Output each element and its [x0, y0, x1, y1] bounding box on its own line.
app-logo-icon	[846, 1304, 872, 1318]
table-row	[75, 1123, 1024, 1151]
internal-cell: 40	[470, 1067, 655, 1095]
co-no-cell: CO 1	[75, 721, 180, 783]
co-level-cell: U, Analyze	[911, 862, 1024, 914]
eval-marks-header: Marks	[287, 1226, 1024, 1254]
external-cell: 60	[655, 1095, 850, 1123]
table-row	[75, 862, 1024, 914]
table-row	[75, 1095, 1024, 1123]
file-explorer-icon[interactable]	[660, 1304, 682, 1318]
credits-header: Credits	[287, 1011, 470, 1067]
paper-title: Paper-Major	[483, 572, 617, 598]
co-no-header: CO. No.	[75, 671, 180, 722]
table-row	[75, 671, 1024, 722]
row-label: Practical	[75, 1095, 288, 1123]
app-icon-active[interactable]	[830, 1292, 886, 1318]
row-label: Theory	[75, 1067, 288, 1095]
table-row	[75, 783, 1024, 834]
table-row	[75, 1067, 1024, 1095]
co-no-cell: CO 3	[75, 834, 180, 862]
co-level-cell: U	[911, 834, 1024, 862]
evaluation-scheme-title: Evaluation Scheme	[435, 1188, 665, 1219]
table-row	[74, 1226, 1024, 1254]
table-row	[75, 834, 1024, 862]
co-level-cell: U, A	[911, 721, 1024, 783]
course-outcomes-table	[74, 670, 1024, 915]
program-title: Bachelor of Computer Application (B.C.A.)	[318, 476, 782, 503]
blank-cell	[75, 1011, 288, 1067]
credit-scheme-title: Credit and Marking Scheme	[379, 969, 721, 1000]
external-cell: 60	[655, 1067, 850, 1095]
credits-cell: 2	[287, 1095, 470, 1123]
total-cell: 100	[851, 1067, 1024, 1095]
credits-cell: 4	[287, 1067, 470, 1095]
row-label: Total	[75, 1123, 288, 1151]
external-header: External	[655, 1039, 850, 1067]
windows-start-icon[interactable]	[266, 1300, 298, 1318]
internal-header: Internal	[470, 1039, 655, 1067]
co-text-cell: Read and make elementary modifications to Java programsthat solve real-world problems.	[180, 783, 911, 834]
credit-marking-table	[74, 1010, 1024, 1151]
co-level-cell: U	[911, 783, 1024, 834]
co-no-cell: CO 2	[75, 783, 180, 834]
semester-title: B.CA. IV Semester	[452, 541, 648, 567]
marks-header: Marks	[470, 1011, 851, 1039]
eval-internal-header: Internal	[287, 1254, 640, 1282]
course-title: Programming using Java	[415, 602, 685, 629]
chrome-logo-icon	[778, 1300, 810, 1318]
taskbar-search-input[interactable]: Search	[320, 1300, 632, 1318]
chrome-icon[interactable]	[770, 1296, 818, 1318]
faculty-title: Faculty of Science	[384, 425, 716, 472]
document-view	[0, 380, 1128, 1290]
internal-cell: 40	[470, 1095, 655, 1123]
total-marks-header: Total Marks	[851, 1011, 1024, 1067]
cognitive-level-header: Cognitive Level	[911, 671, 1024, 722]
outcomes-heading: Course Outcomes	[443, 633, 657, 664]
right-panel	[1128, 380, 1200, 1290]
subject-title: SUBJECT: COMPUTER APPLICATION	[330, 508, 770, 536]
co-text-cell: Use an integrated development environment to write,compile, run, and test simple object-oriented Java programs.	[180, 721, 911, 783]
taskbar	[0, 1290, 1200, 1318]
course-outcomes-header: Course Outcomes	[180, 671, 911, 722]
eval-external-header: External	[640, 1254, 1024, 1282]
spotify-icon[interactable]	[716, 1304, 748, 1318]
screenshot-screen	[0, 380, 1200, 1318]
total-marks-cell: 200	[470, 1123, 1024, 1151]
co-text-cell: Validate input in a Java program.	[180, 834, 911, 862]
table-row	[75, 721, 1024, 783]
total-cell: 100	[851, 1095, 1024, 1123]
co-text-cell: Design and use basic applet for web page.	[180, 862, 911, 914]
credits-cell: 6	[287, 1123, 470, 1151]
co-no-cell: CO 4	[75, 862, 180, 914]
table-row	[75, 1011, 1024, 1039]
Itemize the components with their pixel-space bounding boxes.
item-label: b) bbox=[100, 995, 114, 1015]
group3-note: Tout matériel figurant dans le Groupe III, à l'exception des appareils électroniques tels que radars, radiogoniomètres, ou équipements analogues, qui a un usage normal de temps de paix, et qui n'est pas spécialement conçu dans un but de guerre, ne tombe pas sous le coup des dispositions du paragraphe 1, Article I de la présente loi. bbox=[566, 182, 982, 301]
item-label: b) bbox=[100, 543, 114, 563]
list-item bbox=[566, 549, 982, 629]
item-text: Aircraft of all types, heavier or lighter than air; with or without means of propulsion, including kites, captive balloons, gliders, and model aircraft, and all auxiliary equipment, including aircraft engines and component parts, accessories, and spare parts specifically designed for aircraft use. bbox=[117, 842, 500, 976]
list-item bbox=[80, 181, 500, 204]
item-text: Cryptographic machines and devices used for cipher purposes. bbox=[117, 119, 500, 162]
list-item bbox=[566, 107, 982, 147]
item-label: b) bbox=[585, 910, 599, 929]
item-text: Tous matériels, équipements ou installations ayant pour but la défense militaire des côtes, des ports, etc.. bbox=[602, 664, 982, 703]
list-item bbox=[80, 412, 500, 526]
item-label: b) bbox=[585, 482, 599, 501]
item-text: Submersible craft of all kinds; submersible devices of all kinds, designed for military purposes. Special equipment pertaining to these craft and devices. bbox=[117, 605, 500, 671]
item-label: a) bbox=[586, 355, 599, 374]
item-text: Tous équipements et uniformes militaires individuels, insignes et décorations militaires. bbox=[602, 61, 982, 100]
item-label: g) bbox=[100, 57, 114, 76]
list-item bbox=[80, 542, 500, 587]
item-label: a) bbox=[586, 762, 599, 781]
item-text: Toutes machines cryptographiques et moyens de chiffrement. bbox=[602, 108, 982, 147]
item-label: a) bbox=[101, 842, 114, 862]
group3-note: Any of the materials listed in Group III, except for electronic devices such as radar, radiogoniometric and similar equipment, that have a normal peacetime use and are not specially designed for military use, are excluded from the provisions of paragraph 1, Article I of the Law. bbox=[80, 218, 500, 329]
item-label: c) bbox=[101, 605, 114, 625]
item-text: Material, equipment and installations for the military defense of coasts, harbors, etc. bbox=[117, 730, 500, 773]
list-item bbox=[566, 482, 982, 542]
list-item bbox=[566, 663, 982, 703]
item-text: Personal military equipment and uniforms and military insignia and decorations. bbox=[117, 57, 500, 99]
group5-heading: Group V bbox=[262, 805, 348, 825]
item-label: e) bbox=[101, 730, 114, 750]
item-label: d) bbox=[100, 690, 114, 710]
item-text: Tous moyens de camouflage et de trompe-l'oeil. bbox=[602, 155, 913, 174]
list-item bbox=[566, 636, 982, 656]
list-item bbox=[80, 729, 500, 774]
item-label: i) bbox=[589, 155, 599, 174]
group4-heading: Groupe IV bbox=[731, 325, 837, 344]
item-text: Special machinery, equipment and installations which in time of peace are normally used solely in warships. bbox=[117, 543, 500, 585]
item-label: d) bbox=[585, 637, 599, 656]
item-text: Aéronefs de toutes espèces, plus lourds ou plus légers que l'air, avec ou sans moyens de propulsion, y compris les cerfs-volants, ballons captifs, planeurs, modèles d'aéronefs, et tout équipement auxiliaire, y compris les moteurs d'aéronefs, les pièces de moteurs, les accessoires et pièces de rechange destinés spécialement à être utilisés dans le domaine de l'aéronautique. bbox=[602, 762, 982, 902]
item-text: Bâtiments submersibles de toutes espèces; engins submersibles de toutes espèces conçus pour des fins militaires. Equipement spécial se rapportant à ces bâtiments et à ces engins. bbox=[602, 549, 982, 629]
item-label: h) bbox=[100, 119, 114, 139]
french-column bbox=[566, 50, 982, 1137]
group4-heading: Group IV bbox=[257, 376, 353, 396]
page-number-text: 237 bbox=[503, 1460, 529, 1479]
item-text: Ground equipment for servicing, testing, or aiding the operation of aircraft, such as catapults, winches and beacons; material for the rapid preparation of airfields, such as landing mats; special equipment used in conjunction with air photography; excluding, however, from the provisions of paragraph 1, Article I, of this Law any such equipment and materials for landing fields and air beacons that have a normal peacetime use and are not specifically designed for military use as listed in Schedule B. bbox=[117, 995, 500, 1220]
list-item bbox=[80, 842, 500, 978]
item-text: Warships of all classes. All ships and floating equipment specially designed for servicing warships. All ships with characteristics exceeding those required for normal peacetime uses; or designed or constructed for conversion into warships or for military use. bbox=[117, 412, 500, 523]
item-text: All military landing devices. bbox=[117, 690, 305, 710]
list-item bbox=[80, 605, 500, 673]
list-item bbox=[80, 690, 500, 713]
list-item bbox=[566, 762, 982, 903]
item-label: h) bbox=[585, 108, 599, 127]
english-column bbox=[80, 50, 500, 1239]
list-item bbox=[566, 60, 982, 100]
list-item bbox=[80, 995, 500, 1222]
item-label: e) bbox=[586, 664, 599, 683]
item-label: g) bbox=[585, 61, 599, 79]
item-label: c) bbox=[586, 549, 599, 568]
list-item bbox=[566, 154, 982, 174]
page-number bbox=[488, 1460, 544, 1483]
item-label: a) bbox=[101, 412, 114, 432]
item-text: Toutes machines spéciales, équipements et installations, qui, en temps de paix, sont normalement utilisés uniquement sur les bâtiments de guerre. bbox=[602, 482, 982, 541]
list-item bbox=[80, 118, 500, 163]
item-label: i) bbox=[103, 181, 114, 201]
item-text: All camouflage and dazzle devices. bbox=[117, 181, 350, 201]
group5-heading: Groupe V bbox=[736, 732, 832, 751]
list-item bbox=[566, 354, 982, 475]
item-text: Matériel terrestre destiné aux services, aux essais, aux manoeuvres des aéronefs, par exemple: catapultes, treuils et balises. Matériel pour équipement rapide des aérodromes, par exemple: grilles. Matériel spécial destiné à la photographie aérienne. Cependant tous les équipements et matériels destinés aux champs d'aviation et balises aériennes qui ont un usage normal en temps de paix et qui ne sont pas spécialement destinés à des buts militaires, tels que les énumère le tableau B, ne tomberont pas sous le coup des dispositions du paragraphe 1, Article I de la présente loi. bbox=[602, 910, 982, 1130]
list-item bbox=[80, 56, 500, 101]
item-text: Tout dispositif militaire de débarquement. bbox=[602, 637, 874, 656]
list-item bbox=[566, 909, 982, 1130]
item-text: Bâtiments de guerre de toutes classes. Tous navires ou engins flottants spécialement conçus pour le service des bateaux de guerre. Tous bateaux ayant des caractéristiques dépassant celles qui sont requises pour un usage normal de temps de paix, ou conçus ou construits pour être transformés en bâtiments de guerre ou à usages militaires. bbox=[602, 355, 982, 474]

────────────────────────────────────────

GIVEN EXERCISE
Reproduce the records word for word, starting from the first line and ending with the line that contains "572, 617, 598]". Include both of those end lines.

RESULT BELOW
Output each element and its [x0, y0, x1, y1] bounding box on its own line.
app-logo-icon	[846, 1304, 872, 1318]
table-row	[75, 1123, 1024, 1151]
internal-cell: 40	[470, 1067, 655, 1095]
co-no-cell: CO 1	[75, 721, 180, 783]
co-level-cell: U, Analyze	[911, 862, 1024, 914]
eval-marks-header: Marks	[287, 1226, 1024, 1254]
external-cell: 60	[655, 1095, 850, 1123]
table-row	[75, 862, 1024, 914]
table-row	[75, 1095, 1024, 1123]
file-explorer-icon[interactable]	[660, 1304, 682, 1318]
credits-header: Credits	[287, 1011, 470, 1067]
paper-title: Paper-Major	[483, 572, 617, 598]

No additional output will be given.